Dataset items
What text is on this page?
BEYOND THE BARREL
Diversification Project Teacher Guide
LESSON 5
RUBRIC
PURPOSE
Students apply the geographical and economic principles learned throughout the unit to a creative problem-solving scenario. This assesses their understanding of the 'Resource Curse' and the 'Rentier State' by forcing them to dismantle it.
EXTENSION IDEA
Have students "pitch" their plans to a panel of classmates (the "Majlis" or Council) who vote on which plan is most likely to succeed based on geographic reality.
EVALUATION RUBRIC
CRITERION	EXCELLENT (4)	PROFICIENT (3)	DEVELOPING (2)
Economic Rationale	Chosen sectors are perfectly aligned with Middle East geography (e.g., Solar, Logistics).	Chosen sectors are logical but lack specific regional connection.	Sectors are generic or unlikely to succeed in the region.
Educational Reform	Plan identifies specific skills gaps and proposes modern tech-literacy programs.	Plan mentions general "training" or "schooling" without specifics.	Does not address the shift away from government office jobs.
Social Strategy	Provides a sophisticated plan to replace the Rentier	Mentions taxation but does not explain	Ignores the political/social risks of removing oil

▶ What to work on: Recopy the whole listing exactly.

▶ Task answer:
What text is on this page?
BEYOND THE BARREL
Diversification Project Teacher Guide
LESSON 5
RUBRIC
PURPOSE
Students apply the geographical and economic principles learned throughout the unit to a creative problem-solving scenario. This assesses their understanding of the 'Resource Curse' and the 'Rentier State' by forcing them to dismantle it.
EXTENSION IDEA
Have students "pitch" their plans to a panel of classmates (the "Majlis" or Council) who vote on which plan is most likely to succeed based on geographic reality.
EVALUATION RUBRIC
CRITERION	EXCELLENT (4)	PROFICIENT (3)	DEVELOPING (2)
Economic Rationale	Chosen sectors are perfectly aligned with Middle East geography (e.g., Solar, Logistics).	Chosen sectors are logical but lack specific regional connection.	Sectors are generic or unlikely to succeed in the region.
Educational Reform	Plan identifies specific skills gaps and proposes modern tech-literacy programs.	Plan mentions general "training" or "schooling" without specifics.	Does not address the shift away from government office jobs.
Social Strategy	Provides a sophisticated plan to replace the Rentier	Mentions taxation but does not explain	Ignores the political/social risks of removing oil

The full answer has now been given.